TEXT:
════
Sunday, February 26, 2012

Write hard. Write true. And write on.

Status: No longer on a break. I've been sending out some queries, and working on my one line pitch. I'm going to try to enter a contest! I say try because I believe that I have to be one of the first 50 people to enter to be considered.

Number of queries sent: 16
Number of form rejections: 4 (it's been a week since my last response)
Number of requests for additional materials: 0

Waiting is definitely still the hardest thing ever. But at least I've found a good distraction: Absolute Write. (I borrowed their tagline for the title of this post.) This is such an incredible resource for aspiring writers. There are all sorts of forums where people can ask questions and have other writers help them get the answers. Plus there's a whole section of forums, separated by genre and/or category, called Share Your Work. This is where people can post things like the opening paragraphs, pivotal scenes, queries, synopses, or whatever else of their novels (or, in some cases, whole short stories) for other people to critique.

And then Absolute Write is also just a place to connect to other writers. To rant and rave about how the process of writing a novel and/or trying to get published is slowly killing you. But you just can't seem to stop. One thing I think is hilarious is that the Share Your Work section for query letters is called "Query Letter Hell." Very much mirrors my own sentiments, as seen by the titles of two earlier blog posts (found here and here).

I haven't posted anything of mine yet (even if I wanted to, I can't until I've reached 50 posts, which I think is more than fair). But I have been racking up my post count by critiquing other people's work. And it's been awesome fun. I've been doing the simple, mechanical things like saying there should be a comma here or you spelled this wrong. And then I've also been letting them know when something just doesn't make sense to me, or there's not enough description for me to understand what they're trying to convey. When the choice of word(s) just doesn't seem to fit. Or when they're going on about something needlessly (being redundant), and they could tighten the writing by taking something out. Anything and everything that comes to mind as I'm going through their work, including when something does work really well for me, or when I think something is written beautifully, brilliantly, or otherwise particularly well. It's been a great experience.

In fact, I received a wonderful response to one of my critiques this morning: "This was, imo, exactly what a crit should be. You're very concise pointing out what doesn't work, and you're clear as to why. You, ma'am, are on the road to making an iron-clad, respected name around here. I can't thank you enough. Overall, you've helped improve this opening immensely. Thank you, thank you, thank you. So much." Absolutely made my day! :D

Friday, February 24, 2012

My First Reviews

Status: It's chick flick month at my favorite movie theater/pub,
Chunky's. And though I was unable to get my husband to go to any of the other movies they were showing, he was willing to go to Pretty Woman. Which is pretty much my favorite chick flick ever. It was awesome to see it on the big screen for the first time. My nachos were pretty awesome, too.
════
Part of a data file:

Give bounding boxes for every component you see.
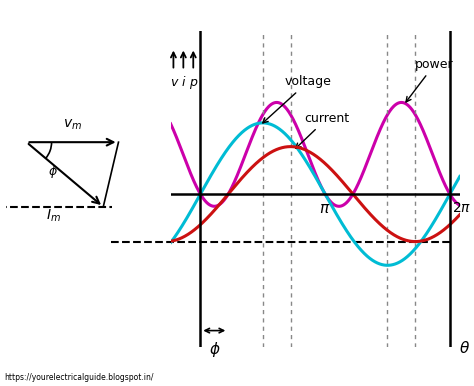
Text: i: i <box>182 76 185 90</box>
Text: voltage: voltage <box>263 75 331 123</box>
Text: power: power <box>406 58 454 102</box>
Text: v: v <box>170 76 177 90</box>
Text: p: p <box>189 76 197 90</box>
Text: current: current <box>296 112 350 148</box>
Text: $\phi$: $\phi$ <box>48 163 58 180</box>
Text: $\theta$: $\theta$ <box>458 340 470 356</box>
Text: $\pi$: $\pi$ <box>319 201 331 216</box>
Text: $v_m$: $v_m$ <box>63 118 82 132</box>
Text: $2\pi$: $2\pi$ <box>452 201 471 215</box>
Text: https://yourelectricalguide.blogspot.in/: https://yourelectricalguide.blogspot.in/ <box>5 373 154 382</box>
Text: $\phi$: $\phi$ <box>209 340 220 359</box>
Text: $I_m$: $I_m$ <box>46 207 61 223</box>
════
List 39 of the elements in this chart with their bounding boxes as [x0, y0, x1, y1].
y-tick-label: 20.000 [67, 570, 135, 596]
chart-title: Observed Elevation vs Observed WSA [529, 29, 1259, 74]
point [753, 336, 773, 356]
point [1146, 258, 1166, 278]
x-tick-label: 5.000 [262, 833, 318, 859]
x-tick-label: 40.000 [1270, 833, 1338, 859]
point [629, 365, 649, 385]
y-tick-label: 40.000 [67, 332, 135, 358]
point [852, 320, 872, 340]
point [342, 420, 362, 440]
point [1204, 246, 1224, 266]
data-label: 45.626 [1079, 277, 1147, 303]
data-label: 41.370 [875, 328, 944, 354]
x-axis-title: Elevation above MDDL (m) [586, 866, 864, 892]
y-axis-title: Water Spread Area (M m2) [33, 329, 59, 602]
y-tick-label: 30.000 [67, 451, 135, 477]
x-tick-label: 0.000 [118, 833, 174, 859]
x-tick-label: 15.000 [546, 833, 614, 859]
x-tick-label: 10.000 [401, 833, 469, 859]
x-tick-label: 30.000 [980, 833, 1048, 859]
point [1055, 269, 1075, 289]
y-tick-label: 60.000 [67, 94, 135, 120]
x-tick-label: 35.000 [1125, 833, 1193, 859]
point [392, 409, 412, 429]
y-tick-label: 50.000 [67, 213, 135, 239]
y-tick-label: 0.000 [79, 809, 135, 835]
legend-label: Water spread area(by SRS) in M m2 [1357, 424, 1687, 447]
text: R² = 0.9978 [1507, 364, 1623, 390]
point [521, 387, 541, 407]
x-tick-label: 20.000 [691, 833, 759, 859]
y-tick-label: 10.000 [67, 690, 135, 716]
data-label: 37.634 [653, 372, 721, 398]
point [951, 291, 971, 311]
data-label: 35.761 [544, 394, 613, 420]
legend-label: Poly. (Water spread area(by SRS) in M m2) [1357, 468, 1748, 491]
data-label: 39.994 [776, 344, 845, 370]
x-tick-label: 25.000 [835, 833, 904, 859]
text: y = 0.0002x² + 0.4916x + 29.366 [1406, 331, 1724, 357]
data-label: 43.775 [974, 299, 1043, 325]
════
TASK INSTRUCTIONS:
[a] Do these statements agree with the blog post? (i) The writer has received requests for additional materials. (ii) The writer must reach 50 posts before sharing any personal work on Absolute Write. (iii) The writer had already seen Pretty Woman on the big screen before this showing. Answer yes or no for each, and quote the words of the blog post that decide it.
[b] Reproduce the part of the blog post between "Status: It's chick" and "pretty awesome, too.", inclusive.

SOLUTIONS IN ORDER:
[a]
(i) No: "Number of requests for additional materials: 0"
(ii) Yes: "I can't until I've reached 50 posts"
(iii) No: "It was awesome to see it on the big screen for the first time."

[b]
Status: It's chick flick month at my favorite movie theater/pub,
Chunky's. And though I was unable to get my husband to go to any of the other movies they were showing, he was willing to go to Pretty Woman. Which is pretty much my favorite chick flick ever. It was awesome to see it on the big screen for the first time. My nachos were pretty awesome, too.